Record extracts |
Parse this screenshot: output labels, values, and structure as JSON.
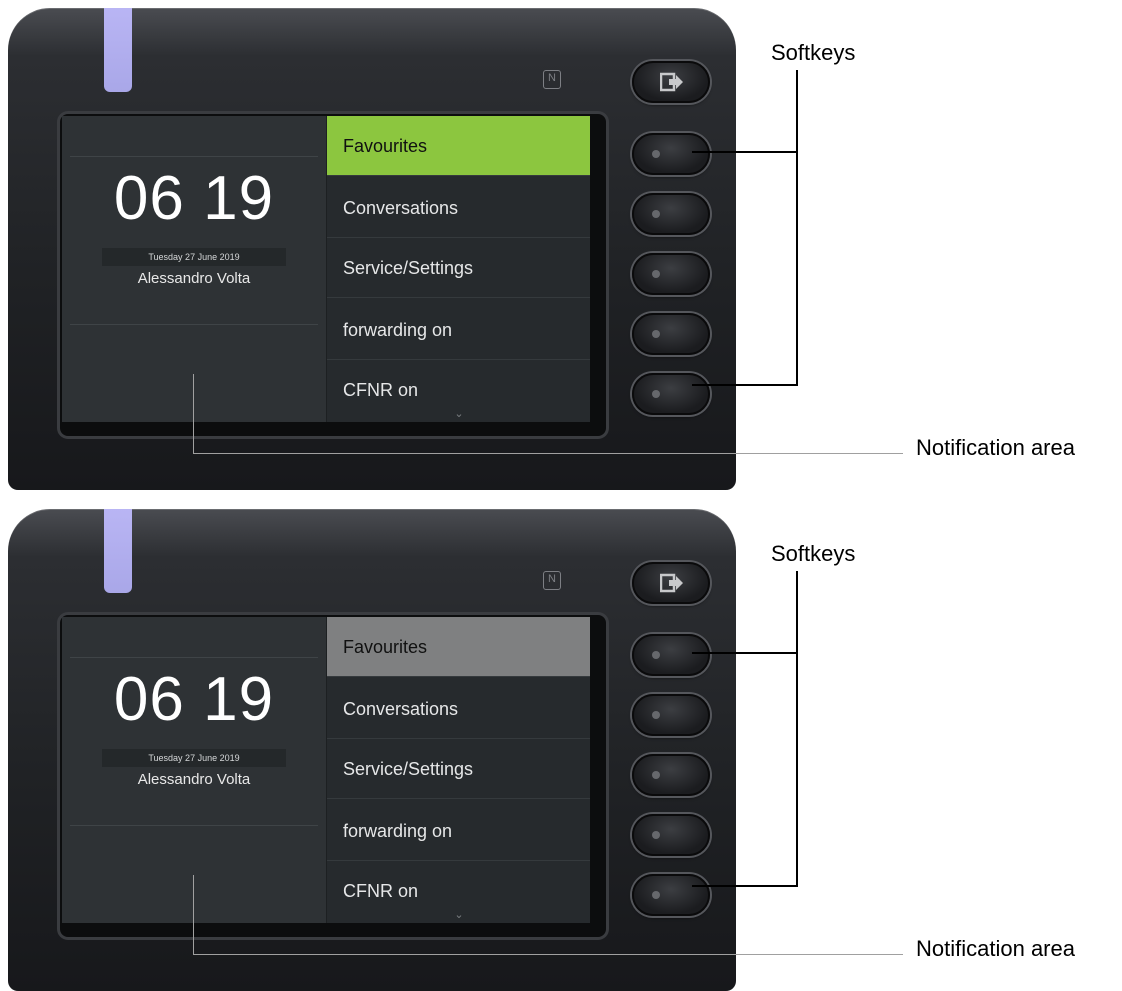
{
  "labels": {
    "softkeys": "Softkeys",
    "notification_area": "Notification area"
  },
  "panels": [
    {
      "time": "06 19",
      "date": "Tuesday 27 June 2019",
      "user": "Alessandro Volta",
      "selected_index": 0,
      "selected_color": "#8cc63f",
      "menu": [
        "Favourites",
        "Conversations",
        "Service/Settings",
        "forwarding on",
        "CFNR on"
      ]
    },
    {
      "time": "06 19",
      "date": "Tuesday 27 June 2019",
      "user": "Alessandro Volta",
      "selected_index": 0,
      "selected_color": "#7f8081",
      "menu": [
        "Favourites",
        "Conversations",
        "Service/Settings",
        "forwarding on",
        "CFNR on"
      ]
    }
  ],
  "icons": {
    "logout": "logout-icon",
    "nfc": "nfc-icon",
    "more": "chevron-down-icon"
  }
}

Request |
Copy out the whole listing exactly, and don't carry over any pictures.

Answer for this exercise |
Parse this screenshot: output labels, values, and structure as JSON.
{
  "labels": {
    "softkeys": "Softkeys",
    "notification_area": "Notification area"
  },
  "panels": [
    {
      "time": "06 19",
      "date": "Tuesday 27 June 2019",
      "user": "Alessandro Volta",
      "selected_index": 0,
      "selected_color": "#8cc63f",
      "menu": [
        "Favourites",
        "Conversations",
        "Service/Settings",
        "forwarding on",
        "CFNR on"
      ]
    },
    {
      "time": "06 19",
      "date": "Tuesday 27 June 2019",
      "user": "Alessandro Volta",
      "selected_index": 0,
      "selected_color": "#7f8081",
      "menu": [
        "Favourites",
        "Conversations",
        "Service/Settings",
        "forwarding on",
        "CFNR on"
      ]
    }
  ],
  "icons": {
    "logout": "logout-icon",
    "nfc": "nfc-icon",
    "more": "chevron-down-icon"
  }
}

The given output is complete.